Problem to solve:
Rewrite the listing below with every "data-point" changed to "point-marker" and nothing else touched.

Provided data:
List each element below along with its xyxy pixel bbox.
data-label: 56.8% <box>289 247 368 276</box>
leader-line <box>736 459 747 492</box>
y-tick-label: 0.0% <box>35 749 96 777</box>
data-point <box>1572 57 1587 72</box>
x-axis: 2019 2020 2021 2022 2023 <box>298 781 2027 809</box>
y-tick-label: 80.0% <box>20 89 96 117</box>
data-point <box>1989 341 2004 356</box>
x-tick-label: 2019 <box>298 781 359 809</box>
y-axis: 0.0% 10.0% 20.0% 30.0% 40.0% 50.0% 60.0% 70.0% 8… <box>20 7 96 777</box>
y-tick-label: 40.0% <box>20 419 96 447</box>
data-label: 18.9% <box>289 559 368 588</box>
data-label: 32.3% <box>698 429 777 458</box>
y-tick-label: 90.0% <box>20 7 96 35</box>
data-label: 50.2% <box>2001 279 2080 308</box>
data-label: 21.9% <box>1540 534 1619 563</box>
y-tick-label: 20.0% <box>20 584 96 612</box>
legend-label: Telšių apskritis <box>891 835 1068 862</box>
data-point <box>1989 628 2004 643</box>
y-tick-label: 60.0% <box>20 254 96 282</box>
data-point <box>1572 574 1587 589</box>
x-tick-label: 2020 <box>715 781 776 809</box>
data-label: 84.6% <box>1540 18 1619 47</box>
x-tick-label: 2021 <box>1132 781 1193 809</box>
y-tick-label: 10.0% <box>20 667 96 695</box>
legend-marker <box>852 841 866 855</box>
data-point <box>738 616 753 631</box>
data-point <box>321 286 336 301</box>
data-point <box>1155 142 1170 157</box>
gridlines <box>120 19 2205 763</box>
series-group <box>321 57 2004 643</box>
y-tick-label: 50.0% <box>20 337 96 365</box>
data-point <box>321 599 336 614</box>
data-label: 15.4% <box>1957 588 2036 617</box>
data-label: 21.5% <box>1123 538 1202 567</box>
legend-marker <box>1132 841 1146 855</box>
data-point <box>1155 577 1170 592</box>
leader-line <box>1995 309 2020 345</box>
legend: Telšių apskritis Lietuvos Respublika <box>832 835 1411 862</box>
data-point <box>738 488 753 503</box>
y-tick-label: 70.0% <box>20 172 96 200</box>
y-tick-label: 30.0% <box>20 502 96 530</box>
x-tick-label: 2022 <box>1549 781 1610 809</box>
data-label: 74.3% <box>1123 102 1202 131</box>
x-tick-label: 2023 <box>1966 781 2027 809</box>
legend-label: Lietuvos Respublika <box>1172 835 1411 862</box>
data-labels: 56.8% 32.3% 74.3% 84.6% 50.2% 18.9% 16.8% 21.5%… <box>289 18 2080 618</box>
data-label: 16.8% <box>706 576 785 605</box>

Response:
List each element below along with its xyxy pixel bbox.
data-label: 56.8% <box>289 247 368 276</box>
leader-line <box>736 459 747 492</box>
y-tick-label: 0.0% <box>35 749 96 777</box>
point-marker <box>1572 57 1587 72</box>
x-axis: 2019 2020 2021 2022 2023 <box>298 781 2027 809</box>
y-tick-label: 80.0% <box>20 89 96 117</box>
point-marker <box>1989 341 2004 356</box>
x-tick-label: 2019 <box>298 781 359 809</box>
y-axis: 0.0% 10.0% 20.0% 30.0% 40.0% 50.0% 60.0% 70.0% 8… <box>20 7 96 777</box>
y-tick-label: 40.0% <box>20 419 96 447</box>
data-label: 18.9% <box>289 559 368 588</box>
data-label: 32.3% <box>698 429 777 458</box>
y-tick-label: 90.0% <box>20 7 96 35</box>
data-label: 50.2% <box>2001 279 2080 308</box>
data-label: 21.9% <box>1540 534 1619 563</box>
y-tick-label: 20.0% <box>20 584 96 612</box>
legend-label: Telšių apskritis <box>891 835 1068 862</box>
point-marker <box>1989 628 2004 643</box>
y-tick-label: 60.0% <box>20 254 96 282</box>
point-marker <box>1572 574 1587 589</box>
x-tick-label: 2020 <box>715 781 776 809</box>
data-label: 84.6% <box>1540 18 1619 47</box>
x-tick-label: 2021 <box>1132 781 1193 809</box>
y-tick-label: 10.0% <box>20 667 96 695</box>
legend-marker <box>852 841 866 855</box>
point-marker <box>738 616 753 631</box>
point-marker <box>321 286 336 301</box>
point-marker <box>1155 142 1170 157</box>
gridlines <box>120 19 2205 763</box>
series-group <box>321 57 2004 643</box>
y-tick-label: 50.0% <box>20 337 96 365</box>
point-marker <box>321 599 336 614</box>
data-label: 15.4% <box>1957 588 2036 617</box>
data-label: 21.5% <box>1123 538 1202 567</box>
legend-marker <box>1132 841 1146 855</box>
point-marker <box>1155 577 1170 592</box>
leader-line <box>1995 309 2020 345</box>
legend: Telšių apskritis Lietuvos Respublika <box>832 835 1411 862</box>
point-marker <box>738 488 753 503</box>
y-tick-label: 70.0% <box>20 172 96 200</box>
y-tick-label: 30.0% <box>20 502 96 530</box>
x-tick-label: 2022 <box>1549 781 1610 809</box>
data-label: 74.3% <box>1123 102 1202 131</box>
x-tick-label: 2023 <box>1966 781 2027 809</box>
legend-label: Lietuvos Respublika <box>1172 835 1411 862</box>
data-labels: 56.8% 32.3% 74.3% 84.6% 50.2% 18.9% 16.8% 21.5%… <box>289 18 2080 618</box>
data-label: 16.8% <box>706 576 785 605</box>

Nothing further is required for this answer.